- REQUIRED TASK: Each line containing the word "不符合条件" must be reported.

- ITEMS:
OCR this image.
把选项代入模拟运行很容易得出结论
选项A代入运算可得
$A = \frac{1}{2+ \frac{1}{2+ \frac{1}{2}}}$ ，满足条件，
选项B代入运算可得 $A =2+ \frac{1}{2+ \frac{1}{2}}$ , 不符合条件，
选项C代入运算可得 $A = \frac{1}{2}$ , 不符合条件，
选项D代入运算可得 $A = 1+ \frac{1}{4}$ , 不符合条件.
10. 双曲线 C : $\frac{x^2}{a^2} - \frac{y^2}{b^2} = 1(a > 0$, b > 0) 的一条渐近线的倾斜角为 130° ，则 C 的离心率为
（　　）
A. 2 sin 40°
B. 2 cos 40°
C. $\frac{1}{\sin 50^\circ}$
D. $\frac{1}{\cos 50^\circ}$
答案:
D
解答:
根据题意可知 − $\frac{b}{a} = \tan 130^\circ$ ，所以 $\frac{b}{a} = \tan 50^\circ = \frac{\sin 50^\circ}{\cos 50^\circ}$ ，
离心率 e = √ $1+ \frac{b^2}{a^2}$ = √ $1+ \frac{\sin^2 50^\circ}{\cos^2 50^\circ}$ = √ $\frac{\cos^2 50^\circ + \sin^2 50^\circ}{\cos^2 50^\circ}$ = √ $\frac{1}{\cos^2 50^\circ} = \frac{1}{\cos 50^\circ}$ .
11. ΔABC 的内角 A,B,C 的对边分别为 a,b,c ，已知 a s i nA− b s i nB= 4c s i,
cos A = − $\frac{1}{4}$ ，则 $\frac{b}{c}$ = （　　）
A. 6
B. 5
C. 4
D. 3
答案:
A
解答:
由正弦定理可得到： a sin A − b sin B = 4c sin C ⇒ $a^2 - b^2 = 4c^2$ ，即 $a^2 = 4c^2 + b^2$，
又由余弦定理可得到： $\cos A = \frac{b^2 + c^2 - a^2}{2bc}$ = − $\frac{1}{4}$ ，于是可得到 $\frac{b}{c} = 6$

- TASK RESULT:
选项B代入运算可得 $A =2+ \frac{1}{2+ \frac{1}{2}}$ , 不符合条件，
选项C代入运算可得 $A = \frac{1}{2}$ , 不符合条件，
选项D代入运算可得 $A = 1+ \frac{1}{4}$ , 不符合条件.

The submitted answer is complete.